[What you are asked to do] Leave out the images and repeat the listing below without a single change.

━━ Dataset records

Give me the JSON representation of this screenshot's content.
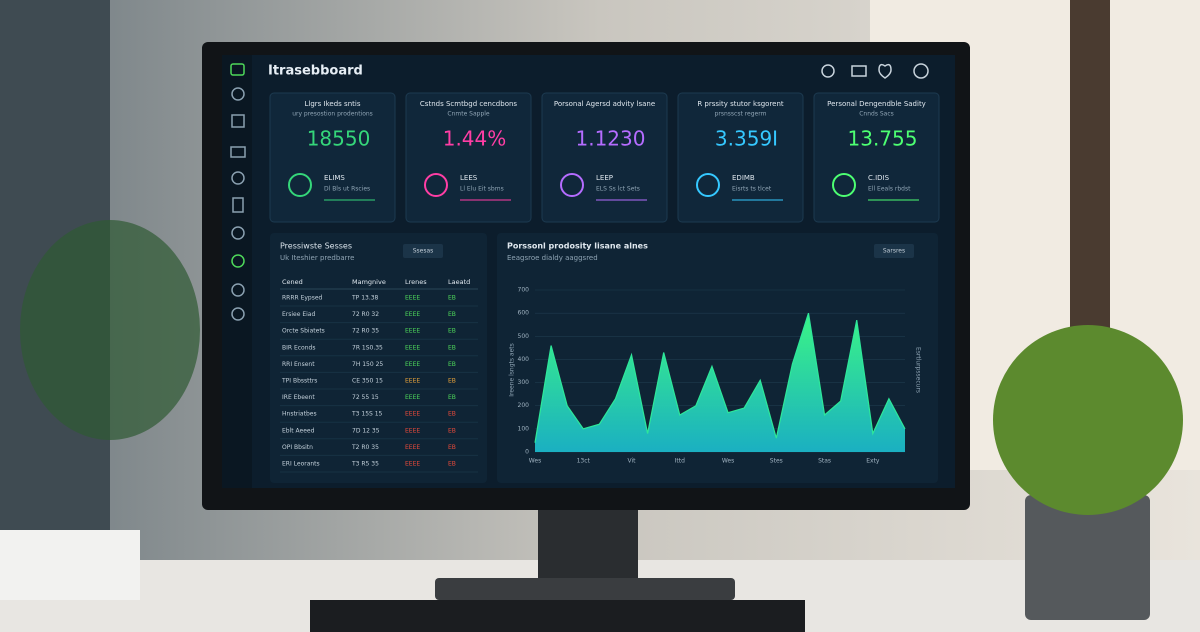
{
  "header": {
    "title": "Itrasebboard"
  },
  "cards": [
    {
      "title": "Llgrs Ikeds sntis",
      "subtitle": "ury presostion prodentions",
      "value": "18550",
      "label": "ELIMS",
      "note": "Dl Bls ut Rscies",
      "color": "#35d67a"
    },
    {
      "title": "Cstnds Scmtbgd cencdbons",
      "subtitle": "Cnmte Sapple",
      "value": "1.44%",
      "label": "LEES",
      "note": "Ll Elu Eit sbms",
      "color": "#ff3ea5"
    },
    {
      "title": "Porsonal Agersd advity lsane",
      "subtitle": "",
      "value": "1.1230",
      "label": "LEEP",
      "note": "ELS Ss lct Sets",
      "color": "#b56cff"
    },
    {
      "title": "R prssity stutor ksgorent",
      "subtitle": "prsnsscst regerm",
      "value": "3.359I",
      "label": "EDIMB",
      "note": "Eisrts ts tlcet",
      "color": "#35c8ff"
    },
    {
      "title": "Personal Dengendble Sadity",
      "subtitle": "Cnnds Sacs",
      "value": "13.755",
      "label": "C.IDIS",
      "note": "Ell Eeals rbdst",
      "color": "#4dff72"
    }
  ],
  "table": {
    "title": "Pressiwste Sesses",
    "subtitle": "Uk Iteshier predbarre",
    "button": "Ssesas",
    "columns": [
      "Cened",
      "Mamgnive",
      "Lrenes",
      "Laeatd"
    ],
    "rows": [
      [
        "RRRR Eypsed",
        "TP 13.38",
        "EEEE",
        "EB"
      ],
      [
        "Ersiee Eiad",
        "72 R0 32",
        "EEEE",
        "EB"
      ],
      [
        "Orcte Sbiatets",
        "72 R0 35",
        "EEEE",
        "EB"
      ],
      [
        "BIR Econds",
        "7R 1S0.35",
        "EEEE",
        "EB"
      ],
      [
        "RRI Ensent",
        "7H 150 25",
        "EEEE",
        "EB"
      ],
      [
        "TPI Bbssttrs",
        "CE 350 15",
        "EEEE",
        "EB"
      ],
      [
        "IRE Ebeent",
        "72 55 15",
        "EEEE",
        "EB"
      ],
      [
        "Hnstriatbes",
        "T3 15S 15",
        "EEEE",
        "EB"
      ],
      [
        "Eblt Aeeed",
        "7D 12 35",
        "EEEE",
        "EB"
      ],
      [
        "OPI Bbsitn",
        "T2 R0 35",
        "EEEE",
        "EB"
      ],
      [
        "ERI Leorants",
        "T3 R5 35",
        "EEEE",
        "EB"
      ]
    ],
    "status": [
      "#4ed85a",
      "#4ed85a",
      "#4ed85a",
      "#4ed85a",
      "#4ed85a",
      "#e8a33a",
      "#4ed85a",
      "#e84a3a",
      "#e84a3a",
      "#e84a3a",
      "#e84a3a"
    ]
  },
  "chart_data": {
    "type": "area",
    "title": "Porssonl prodosity lisane alnes",
    "subtitle": "Eeagsroe dialdy aaggsred",
    "button": "Sarsres",
    "y_label": "Ireene lsngts aets",
    "y2_label": "Esrtlurpssecurs",
    "categories": [
      "Wes",
      null,
      null,
      "13ct",
      null,
      null,
      "Vit",
      null,
      null,
      "Ittd",
      null,
      null,
      "Wes",
      null,
      null,
      "Stes",
      null,
      null,
      "Stas",
      null,
      null,
      "Exty",
      null,
      null
    ],
    "values": [
      40,
      460,
      200,
      100,
      120,
      230,
      420,
      80,
      430,
      160,
      200,
      370,
      170,
      190,
      310,
      60,
      380,
      600,
      160,
      220,
      570,
      80,
      230,
      100
    ],
    "ylim": [
      0,
      700
    ],
    "yticks": [
      0,
      100,
      200,
      300,
      400,
      500,
      600,
      700
    ],
    "grid": true,
    "color": "#2ee89a"
  }
}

━━━━

[Finished task]
Give me the JSON representation of this screenshot's content.
{
  "header": {
    "title": "Itrasebboard"
  },
  "cards": [
    {
      "title": "Llgrs Ikeds sntis",
      "subtitle": "ury presostion prodentions",
      "value": "18550",
      "label": "ELIMS",
      "note": "Dl Bls ut Rscies",
      "color": "#35d67a"
    },
    {
      "title": "Cstnds Scmtbgd cencdbons",
      "subtitle": "Cnmte Sapple",
      "value": "1.44%",
      "label": "LEES",
      "note": "Ll Elu Eit sbms",
      "color": "#ff3ea5"
    },
    {
      "title": "Porsonal Agersd advity lsane",
      "subtitle": "",
      "value": "1.1230",
      "label": "LEEP",
      "note": "ELS Ss lct Sets",
      "color": "#b56cff"
    },
    {
      "title": "R prssity stutor ksgorent",
      "subtitle": "prsnsscst regerm",
      "value": "3.359I",
      "label": "EDIMB",
      "note": "Eisrts ts tlcet",
      "color": "#35c8ff"
    },
    {
      "title": "Personal Dengendble Sadity",
      "subtitle": "Cnnds Sacs",
      "value": "13.755",
      "label": "C.IDIS",
      "note": "Ell Eeals rbdst",
      "color": "#4dff72"
    }
  ],
  "table": {
    "title": "Pressiwste Sesses",
    "subtitle": "Uk Iteshier predbarre",
    "button": "Ssesas",
    "columns": [
      "Cened",
      "Mamgnive",
      "Lrenes",
      "Laeatd"
    ],
    "rows": [
      [
        "RRRR Eypsed",
        "TP 13.38",
        "EEEE",
        "EB"
      ],
      [
        "Ersiee Eiad",
        "72 R0 32",
        "EEEE",
        "EB"
      ],
      [
        "Orcte Sbiatets",
        "72 R0 35",
        "EEEE",
        "EB"
      ],
      [
        "BIR Econds",
        "7R 1S0.35",
        "EEEE",
        "EB"
      ],
      [
        "RRI Ensent",
        "7H 150 25",
        "EEEE",
        "EB"
      ],
      [
        "TPI Bbssttrs",
        "CE 350 15",
        "EEEE",
        "EB"
      ],
      [
        "IRE Ebeent",
        "72 55 15",
        "EEEE",
        "EB"
      ],
      [
        "Hnstriatbes",
        "T3 15S 15",
        "EEEE",
        "EB"
      ],
      [
        "Eblt Aeeed",
        "7D 12 35",
        "EEEE",
        "EB"
      ],
      [
        "OPI Bbsitn",
        "T2 R0 35",
        "EEEE",
        "EB"
      ],
      [
        "ERI Leorants",
        "T3 R5 35",
        "EEEE",
        "EB"
      ]
    ],
    "status": [
      "#4ed85a",
      "#4ed85a",
      "#4ed85a",
      "#4ed85a",
      "#4ed85a",
      "#e8a33a",
      "#4ed85a",
      "#e84a3a",
      "#e84a3a",
      "#e84a3a",
      "#e84a3a"
    ]
  },
  "chart_data": {
    "type": "area",
    "title": "Porssonl prodosity lisane alnes",
    "subtitle": "Eeagsroe dialdy aaggsred",
    "button": "Sarsres",
    "y_label": "Ireene lsngts aets",
    "y2_label": "Esrtlurpssecurs",
    "categories": [
      "Wes",
      null,
      null,
      "13ct",
      null,
      null,
      "Vit",
      null,
      null,
      "Ittd",
      null,
      null,
      "Wes",
      null,
      null,
      "Stes",
      null,
      null,
      "Stas",
      null,
      null,
      "Exty",
      null,
      null
    ],
    "values": [
      40,
      460,
      200,
      100,
      120,
      230,
      420,
      80,
      430,
      160,
      200,
      370,
      170,
      190,
      310,
      60,
      380,
      600,
      160,
      220,
      570,
      80,
      230,
      100
    ],
    "ylim": [
      0,
      700
    ],
    "yticks": [
      0,
      100,
      200,
      300,
      400,
      500,
      600,
      700
    ],
    "grid": true,
    "color": "#2ee89a"
  }
}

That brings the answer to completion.